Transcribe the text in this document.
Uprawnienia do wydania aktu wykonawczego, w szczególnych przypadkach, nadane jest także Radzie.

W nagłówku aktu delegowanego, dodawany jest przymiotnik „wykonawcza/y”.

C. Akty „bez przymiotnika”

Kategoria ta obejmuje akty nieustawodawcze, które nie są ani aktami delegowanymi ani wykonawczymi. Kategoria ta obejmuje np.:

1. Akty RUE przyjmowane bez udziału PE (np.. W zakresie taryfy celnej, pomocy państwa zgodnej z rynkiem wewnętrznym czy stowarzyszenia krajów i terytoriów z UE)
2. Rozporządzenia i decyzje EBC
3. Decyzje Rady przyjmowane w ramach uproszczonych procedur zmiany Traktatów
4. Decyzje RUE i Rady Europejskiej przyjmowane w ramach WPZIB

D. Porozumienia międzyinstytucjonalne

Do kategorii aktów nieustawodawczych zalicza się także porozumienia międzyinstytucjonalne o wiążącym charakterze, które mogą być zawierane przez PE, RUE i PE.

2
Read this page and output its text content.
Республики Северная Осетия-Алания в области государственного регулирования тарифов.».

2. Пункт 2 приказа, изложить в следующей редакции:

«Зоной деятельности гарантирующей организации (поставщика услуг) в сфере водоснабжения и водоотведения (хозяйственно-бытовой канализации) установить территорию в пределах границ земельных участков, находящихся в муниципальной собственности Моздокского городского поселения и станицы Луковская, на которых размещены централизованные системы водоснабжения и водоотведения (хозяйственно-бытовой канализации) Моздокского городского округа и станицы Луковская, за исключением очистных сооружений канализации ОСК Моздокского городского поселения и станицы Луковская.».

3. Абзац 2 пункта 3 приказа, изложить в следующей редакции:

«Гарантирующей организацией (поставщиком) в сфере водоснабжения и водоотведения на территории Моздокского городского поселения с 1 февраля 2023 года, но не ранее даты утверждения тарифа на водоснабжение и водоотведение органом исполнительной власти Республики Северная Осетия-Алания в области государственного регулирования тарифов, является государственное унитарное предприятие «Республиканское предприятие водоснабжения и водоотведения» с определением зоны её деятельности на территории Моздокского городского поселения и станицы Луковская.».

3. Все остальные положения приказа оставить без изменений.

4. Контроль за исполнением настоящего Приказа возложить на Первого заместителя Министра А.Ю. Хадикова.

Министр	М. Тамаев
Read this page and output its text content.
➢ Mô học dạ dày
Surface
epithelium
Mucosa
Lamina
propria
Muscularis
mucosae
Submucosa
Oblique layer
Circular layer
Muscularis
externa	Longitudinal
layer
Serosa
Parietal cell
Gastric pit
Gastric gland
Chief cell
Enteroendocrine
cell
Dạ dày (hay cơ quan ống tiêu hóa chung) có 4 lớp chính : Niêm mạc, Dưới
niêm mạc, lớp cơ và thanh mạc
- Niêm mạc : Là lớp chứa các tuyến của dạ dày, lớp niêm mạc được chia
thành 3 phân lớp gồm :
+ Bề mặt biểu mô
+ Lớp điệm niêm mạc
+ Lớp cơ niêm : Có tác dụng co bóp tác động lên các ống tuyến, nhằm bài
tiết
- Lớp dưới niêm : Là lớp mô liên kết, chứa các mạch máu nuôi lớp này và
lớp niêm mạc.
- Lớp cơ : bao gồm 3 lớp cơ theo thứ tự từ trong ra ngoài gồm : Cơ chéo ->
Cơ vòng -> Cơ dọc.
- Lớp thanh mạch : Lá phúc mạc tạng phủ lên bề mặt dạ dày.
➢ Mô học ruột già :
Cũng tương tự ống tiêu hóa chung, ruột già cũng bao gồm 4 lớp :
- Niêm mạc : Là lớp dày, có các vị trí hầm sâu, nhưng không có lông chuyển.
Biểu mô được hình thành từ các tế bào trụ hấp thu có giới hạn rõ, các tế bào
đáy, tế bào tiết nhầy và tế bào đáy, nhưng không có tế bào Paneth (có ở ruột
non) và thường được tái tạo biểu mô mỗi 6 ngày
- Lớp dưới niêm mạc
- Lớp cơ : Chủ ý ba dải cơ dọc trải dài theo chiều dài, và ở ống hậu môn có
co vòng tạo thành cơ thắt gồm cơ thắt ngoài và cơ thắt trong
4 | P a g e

________________________

Written request – Each record above should be restated word for word.

Complete response –
Transcribe the text in this document.
Uprawnienia do wydania aktu wykonawczego, w szczególnych przypadkach, nadane jest także Radzie.

W nagłówku aktu delegowanego, dodawany jest przymiotnik „wykonawcza/y”.

C. Akty „bez przymiotnika”

Kategoria ta obejmuje akty nieustawodawcze, które nie są ani aktami delegowanymi ani wykonawczymi. Kategoria ta obejmuje np.:

1. Akty RUE przyjmowane bez udziału PE (np.. W zakresie taryfy celnej, pomocy państwa zgodnej z rynkiem wewnętrznym czy stowarzyszenia krajów i terytoriów z UE)
2. Rozporządzenia i decyzje EBC
3. Decyzje Rady przyjmowane w ramach uproszczonych procedur zmiany Traktatów
4. Decyzje RUE i Rady Europejskiej przyjmowane w ramach WPZIB

D. Porozumienia międzyinstytucjonalne

Do kategorii aktów nieustawodawczych zalicza się także porozumienia międzyinstytucjonalne o wiążącym charakterze, które mogą być zawierane przez PE, RUE i PE.

2
Read this page and output its text content.
Республики Северная Осетия-Алания в области государственного регулирования тарифов.».

2. Пункт 2 приказа, изложить в следующей редакции:

«Зоной деятельности гарантирующей организации (поставщика услуг) в сфере водоснабжения и водоотведения (хозяйственно-бытовой канализации) установить территорию в пределах границ земельных участков, находящихся в муниципальной собственности Моздокского городского поселения и станицы Луковская, на которых размещены централизованные системы водоснабжения и водоотведения (хозяйственно-бытовой канализации) Моздокского городского округа и станицы Луковская, за исключением очистных сооружений канализации ОСК Моздокского городского поселения и станицы Луковская.».

3. Абзац 2 пункта 3 приказа, изложить в следующей редакции:

«Гарантирующей организацией (поставщиком) в сфере водоснабжения и водоотведения на территории Моздокского городского поселения с 1 февраля 2023 года, но не ранее даты утверждения тарифа на водоснабжение и водоотведение органом исполнительной власти Республики Северная Осетия-Алания в области государственного регулирования тарифов, является государственное унитарное предприятие «Республиканское предприятие водоснабжения и водоотведения» с определением зоны её деятельности на территории Моздокского городского поселения и станицы Луковская.».

3. Все остальные положения приказа оставить без изменений.

4. Контроль за исполнением настоящего Приказа возложить на Первого заместителя Министра А.Ю. Хадикова.

Министр	М. Тамаев
Read this page and output its text content.
➢ Mô học dạ dày
Surface
epithelium
Mucosa
Lamina
propria
Muscularis
mucosae
Submucosa
Oblique layer
Circular layer
Muscularis
externa	Longitudinal
layer
Serosa
Parietal cell
Gastric pit
Gastric gland
Chief cell
Enteroendocrine
cell
Dạ dày (hay cơ quan ống tiêu hóa chung) có 4 lớp chính : Niêm mạc, Dưới
niêm mạc, lớp cơ và thanh mạc
- Niêm mạc : Là lớp chứa các tuyến của dạ dày, lớp niêm mạc được chia
thành 3 phân lớp gồm :
+ Bề mặt biểu mô
+ Lớp điệm niêm mạc
+ Lớp cơ niêm : Có tác dụng co bóp tác động lên các ống tuyến, nhằm bài
tiết
- Lớp dưới niêm : Là lớp mô liên kết, chứa các mạch máu nuôi lớp này và
lớp niêm mạc.
- Lớp cơ : bao gồm 3 lớp cơ theo thứ tự từ trong ra ngoài gồm : Cơ chéo ->
Cơ vòng -> Cơ dọc.
- Lớp thanh mạch : Lá phúc mạc tạng phủ lên bề mặt dạ dày.
➢ Mô học ruột già :
Cũng tương tự ống tiêu hóa chung, ruột già cũng bao gồm 4 lớp :
- Niêm mạc : Là lớp dày, có các vị trí hầm sâu, nhưng không có lông chuyển.
Biểu mô được hình thành từ các tế bào trụ hấp thu có giới hạn rõ, các tế bào
đáy, tế bào tiết nhầy và tế bào đáy, nhưng không có tế bào Paneth (có ở ruột
non) và thường được tái tạo biểu mô mỗi 6 ngày
- Lớp dưới niêm mạc
- Lớp cơ : Chủ ý ba dải cơ dọc trải dài theo chiều dài, và ở ống hậu môn có
co vòng tạo thành cơ thắt gồm cơ thắt ngoài và cơ thắt trong
4 | P a g e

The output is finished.